> [YOUR GOAL]
Show each line of the records that contains the string "axes", copying every such line in full. Case counts when matching.

> [RECORDS FOR THE EXERCISE]
^^^^^^^^^^^^^^^^

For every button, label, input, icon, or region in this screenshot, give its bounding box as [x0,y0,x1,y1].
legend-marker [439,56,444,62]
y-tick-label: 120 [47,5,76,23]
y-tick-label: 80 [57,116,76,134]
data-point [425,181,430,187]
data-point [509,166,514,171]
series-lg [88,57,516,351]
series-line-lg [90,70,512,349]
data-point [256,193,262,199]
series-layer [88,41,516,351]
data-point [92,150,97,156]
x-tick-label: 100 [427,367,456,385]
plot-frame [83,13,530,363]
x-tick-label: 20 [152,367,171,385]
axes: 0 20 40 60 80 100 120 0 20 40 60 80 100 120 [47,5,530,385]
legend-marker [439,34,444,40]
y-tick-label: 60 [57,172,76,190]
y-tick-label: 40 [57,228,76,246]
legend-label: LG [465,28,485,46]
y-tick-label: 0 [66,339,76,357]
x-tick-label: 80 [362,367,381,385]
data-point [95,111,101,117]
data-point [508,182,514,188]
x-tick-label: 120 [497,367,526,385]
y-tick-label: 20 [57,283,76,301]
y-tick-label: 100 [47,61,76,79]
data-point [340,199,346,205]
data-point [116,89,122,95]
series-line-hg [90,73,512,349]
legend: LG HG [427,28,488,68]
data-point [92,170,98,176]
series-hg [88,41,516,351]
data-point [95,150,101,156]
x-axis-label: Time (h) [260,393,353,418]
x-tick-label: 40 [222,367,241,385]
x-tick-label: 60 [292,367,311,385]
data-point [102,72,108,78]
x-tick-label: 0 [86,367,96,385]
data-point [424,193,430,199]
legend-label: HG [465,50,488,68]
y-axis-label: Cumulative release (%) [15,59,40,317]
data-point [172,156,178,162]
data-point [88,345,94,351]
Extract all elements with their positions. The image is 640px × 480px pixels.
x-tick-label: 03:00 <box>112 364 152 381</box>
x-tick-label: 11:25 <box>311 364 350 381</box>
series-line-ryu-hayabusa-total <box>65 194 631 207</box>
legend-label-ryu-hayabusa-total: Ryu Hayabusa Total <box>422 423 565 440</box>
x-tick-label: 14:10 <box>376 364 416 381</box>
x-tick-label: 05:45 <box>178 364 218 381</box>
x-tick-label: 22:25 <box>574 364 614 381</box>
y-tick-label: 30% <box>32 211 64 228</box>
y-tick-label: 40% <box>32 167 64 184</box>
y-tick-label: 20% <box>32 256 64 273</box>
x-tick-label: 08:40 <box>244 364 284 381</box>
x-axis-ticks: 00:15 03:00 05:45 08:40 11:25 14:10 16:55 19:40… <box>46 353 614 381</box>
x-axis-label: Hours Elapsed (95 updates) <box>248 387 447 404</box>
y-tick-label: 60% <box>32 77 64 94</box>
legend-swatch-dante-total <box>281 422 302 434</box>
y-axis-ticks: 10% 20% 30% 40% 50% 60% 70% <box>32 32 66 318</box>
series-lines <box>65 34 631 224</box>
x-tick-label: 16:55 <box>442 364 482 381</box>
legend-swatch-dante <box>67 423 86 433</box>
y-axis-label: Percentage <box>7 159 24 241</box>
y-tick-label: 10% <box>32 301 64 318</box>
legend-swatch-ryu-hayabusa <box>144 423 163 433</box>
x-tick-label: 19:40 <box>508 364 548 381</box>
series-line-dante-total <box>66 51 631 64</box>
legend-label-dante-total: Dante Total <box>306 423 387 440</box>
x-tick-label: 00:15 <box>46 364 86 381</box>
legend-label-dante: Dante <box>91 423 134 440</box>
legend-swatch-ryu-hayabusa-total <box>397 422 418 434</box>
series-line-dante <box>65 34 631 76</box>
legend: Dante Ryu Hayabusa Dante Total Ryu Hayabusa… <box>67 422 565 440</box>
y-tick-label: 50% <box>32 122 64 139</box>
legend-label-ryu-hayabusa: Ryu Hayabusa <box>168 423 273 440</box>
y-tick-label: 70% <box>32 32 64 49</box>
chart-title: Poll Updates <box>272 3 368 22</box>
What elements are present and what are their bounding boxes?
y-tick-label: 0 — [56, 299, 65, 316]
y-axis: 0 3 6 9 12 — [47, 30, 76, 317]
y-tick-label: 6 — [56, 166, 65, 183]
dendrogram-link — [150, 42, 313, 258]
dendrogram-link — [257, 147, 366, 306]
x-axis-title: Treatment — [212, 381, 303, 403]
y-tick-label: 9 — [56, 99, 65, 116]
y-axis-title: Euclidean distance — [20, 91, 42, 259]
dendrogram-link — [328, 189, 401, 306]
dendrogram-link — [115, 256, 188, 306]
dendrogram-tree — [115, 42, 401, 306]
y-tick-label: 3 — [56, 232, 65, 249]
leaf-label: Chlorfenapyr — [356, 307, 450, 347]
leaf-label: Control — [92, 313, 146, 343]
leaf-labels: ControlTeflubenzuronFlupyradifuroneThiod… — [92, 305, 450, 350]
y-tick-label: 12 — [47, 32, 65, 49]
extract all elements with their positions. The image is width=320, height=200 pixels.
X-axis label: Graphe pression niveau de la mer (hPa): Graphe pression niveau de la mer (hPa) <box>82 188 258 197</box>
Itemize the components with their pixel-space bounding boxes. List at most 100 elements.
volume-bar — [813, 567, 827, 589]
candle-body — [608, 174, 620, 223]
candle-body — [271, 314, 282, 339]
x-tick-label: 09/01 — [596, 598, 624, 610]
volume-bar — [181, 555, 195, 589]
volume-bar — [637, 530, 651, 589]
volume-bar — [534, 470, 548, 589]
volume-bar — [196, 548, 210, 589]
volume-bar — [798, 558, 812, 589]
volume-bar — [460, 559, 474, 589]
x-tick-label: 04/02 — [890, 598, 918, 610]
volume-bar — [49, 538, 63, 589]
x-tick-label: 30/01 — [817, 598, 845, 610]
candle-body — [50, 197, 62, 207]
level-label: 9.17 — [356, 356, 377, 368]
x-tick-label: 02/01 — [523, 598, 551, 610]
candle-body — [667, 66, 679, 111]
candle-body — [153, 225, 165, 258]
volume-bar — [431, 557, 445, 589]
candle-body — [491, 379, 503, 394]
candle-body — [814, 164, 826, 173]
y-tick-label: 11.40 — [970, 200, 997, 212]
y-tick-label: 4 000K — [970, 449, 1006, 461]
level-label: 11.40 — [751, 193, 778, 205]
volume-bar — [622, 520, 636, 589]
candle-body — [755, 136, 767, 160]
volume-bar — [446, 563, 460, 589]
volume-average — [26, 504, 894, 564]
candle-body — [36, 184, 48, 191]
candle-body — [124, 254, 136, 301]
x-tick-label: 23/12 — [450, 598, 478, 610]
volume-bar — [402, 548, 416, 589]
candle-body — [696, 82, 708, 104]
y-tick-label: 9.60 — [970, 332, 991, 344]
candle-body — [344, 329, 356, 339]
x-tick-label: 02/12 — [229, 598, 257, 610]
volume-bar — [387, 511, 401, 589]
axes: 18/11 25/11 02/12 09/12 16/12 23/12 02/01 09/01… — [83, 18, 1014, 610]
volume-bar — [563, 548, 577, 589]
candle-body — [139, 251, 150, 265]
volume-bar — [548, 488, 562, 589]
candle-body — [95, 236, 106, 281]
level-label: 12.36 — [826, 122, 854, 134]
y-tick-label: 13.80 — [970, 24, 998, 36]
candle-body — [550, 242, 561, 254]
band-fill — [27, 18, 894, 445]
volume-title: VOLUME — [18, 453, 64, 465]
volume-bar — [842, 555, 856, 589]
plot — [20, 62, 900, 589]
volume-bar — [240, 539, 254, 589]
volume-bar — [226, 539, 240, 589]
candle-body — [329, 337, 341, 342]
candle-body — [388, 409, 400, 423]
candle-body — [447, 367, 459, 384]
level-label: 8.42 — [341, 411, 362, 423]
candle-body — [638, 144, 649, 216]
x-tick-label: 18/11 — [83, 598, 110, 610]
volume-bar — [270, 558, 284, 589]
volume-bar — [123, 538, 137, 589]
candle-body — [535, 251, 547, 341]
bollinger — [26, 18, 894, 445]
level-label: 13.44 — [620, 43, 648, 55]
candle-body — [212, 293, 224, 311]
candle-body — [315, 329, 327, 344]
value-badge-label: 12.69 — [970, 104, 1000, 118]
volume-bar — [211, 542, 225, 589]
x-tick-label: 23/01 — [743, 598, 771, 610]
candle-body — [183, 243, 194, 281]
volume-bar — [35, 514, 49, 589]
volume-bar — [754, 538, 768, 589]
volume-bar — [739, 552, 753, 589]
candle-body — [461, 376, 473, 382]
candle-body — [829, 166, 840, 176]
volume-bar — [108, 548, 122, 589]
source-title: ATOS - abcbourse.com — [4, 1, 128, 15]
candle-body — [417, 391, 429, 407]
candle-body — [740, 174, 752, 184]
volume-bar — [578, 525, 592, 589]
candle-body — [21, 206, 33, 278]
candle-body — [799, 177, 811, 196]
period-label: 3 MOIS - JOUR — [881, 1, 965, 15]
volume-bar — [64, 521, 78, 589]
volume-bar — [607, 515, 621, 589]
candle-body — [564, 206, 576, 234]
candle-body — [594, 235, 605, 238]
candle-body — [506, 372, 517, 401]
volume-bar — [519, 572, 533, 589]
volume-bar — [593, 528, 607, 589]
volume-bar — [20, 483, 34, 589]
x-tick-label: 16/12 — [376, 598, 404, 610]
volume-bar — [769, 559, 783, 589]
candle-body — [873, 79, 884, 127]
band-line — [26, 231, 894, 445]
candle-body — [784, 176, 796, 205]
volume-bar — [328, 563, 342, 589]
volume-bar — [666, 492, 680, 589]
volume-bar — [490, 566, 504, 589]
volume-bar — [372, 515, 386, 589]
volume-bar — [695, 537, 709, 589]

^^^^^^^^^^^^^^^^

> [FINAL RESULT]
axes: 0 20 40 60 80 100 120 0 20 40 60 80 100 120 [47,5,530,385]
axes: 18/11 25/11 02/12 09/12 16/12 23/12 02/01 09/01… — [83, 18, 1014, 610]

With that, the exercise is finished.